===== RECORD SET

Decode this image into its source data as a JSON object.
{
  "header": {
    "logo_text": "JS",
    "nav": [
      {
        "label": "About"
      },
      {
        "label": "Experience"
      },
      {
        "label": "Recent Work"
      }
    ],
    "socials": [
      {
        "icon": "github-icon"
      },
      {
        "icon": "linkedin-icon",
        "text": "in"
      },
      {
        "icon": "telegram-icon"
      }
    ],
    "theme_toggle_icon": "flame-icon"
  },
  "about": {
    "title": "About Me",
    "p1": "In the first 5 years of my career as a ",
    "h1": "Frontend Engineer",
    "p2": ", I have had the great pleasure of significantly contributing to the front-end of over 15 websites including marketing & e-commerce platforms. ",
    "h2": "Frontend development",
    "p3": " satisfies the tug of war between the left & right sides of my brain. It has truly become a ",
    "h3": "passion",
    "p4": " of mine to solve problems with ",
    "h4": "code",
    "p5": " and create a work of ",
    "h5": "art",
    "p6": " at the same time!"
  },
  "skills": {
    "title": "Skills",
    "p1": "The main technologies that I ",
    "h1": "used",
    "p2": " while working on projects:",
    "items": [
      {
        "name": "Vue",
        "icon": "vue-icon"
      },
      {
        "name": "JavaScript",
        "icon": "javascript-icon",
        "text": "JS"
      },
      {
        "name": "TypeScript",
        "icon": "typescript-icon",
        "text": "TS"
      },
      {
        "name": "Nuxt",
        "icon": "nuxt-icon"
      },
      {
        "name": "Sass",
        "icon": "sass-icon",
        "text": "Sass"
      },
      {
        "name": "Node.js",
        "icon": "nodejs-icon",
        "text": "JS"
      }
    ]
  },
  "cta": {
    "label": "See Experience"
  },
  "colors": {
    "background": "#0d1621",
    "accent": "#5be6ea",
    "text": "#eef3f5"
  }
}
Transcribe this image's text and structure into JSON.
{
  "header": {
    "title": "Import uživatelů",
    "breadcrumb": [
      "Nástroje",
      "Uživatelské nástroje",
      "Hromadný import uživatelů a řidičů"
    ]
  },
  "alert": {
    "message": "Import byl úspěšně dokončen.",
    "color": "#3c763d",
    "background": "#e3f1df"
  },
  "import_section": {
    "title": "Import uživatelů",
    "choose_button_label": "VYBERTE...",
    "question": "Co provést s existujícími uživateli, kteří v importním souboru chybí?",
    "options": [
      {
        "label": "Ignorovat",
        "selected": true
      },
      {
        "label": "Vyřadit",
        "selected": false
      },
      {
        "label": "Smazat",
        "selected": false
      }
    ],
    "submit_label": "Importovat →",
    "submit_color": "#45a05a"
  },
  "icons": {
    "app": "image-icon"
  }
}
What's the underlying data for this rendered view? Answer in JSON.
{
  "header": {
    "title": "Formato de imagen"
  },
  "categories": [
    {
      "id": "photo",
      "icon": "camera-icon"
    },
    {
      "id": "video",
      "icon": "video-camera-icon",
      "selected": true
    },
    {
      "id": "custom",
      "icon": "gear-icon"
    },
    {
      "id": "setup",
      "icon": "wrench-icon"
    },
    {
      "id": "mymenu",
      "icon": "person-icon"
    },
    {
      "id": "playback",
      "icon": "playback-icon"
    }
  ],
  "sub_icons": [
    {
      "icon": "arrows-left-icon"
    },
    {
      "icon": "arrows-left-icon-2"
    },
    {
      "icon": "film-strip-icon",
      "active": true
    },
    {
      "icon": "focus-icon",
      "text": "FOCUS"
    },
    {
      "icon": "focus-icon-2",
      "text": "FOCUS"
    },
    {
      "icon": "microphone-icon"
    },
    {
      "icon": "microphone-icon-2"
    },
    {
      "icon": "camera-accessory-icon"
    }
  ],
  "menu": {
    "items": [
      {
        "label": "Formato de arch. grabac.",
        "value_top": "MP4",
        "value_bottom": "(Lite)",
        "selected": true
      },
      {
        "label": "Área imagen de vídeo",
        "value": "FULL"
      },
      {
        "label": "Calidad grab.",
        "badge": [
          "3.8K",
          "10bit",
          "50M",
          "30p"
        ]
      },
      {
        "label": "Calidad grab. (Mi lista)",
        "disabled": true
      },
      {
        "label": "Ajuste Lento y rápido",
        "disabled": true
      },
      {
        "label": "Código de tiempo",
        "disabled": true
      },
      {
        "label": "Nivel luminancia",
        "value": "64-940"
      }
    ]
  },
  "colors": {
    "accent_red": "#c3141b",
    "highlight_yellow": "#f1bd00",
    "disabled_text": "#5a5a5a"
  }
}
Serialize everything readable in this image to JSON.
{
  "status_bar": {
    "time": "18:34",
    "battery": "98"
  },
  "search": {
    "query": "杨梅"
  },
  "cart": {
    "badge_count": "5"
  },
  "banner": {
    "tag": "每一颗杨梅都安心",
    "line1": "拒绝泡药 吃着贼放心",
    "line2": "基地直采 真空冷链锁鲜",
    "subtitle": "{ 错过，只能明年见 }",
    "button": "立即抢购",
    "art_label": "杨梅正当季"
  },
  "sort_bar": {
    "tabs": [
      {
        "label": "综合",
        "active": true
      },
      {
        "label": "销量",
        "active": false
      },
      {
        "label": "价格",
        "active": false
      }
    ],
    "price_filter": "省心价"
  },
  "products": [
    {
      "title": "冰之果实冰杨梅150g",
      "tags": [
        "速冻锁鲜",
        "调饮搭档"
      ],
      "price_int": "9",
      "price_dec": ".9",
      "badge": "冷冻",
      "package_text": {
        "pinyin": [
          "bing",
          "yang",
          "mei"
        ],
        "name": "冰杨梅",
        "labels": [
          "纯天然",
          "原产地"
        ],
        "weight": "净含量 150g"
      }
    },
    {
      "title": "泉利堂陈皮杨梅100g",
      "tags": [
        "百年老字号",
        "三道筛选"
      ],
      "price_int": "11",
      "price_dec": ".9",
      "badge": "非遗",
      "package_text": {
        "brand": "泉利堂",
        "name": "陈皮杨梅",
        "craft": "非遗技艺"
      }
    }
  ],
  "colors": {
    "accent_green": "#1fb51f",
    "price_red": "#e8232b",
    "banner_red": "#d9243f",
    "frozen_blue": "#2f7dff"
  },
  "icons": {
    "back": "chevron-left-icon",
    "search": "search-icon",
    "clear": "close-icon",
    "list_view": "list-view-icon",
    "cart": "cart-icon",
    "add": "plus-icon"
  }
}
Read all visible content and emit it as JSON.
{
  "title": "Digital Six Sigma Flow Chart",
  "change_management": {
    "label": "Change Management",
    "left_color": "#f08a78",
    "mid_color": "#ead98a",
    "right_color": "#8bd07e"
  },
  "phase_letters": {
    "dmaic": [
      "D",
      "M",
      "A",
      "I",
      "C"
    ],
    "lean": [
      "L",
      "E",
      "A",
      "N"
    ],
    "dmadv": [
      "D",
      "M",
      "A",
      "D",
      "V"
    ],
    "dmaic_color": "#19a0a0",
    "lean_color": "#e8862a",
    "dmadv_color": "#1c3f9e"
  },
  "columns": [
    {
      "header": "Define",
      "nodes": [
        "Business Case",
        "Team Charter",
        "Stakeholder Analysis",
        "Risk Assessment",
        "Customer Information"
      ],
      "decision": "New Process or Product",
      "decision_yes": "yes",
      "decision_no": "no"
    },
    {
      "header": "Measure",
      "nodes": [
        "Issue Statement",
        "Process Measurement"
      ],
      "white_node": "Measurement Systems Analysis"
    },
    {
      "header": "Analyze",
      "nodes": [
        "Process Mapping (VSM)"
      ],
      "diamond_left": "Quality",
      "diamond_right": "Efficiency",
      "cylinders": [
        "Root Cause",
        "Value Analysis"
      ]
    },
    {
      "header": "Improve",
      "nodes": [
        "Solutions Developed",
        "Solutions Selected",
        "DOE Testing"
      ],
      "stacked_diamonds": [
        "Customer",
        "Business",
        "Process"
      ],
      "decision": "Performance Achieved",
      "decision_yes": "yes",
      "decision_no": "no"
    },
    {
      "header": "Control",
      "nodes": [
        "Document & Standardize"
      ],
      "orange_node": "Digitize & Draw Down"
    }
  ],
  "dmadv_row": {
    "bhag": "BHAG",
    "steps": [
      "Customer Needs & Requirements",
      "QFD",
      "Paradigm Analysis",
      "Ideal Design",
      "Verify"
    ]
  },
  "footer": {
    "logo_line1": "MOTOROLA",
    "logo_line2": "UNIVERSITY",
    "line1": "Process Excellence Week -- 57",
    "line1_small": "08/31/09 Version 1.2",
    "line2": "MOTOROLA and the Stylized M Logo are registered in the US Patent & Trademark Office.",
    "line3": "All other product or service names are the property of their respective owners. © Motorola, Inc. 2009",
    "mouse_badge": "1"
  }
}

==========

**THE PROBLEM**
Select the lines that carry the string "Calidad" and copy them.

**THE ANSWER**
        "label": "Calidad grab.",
        "label": "Calidad grab. (Mi lista)",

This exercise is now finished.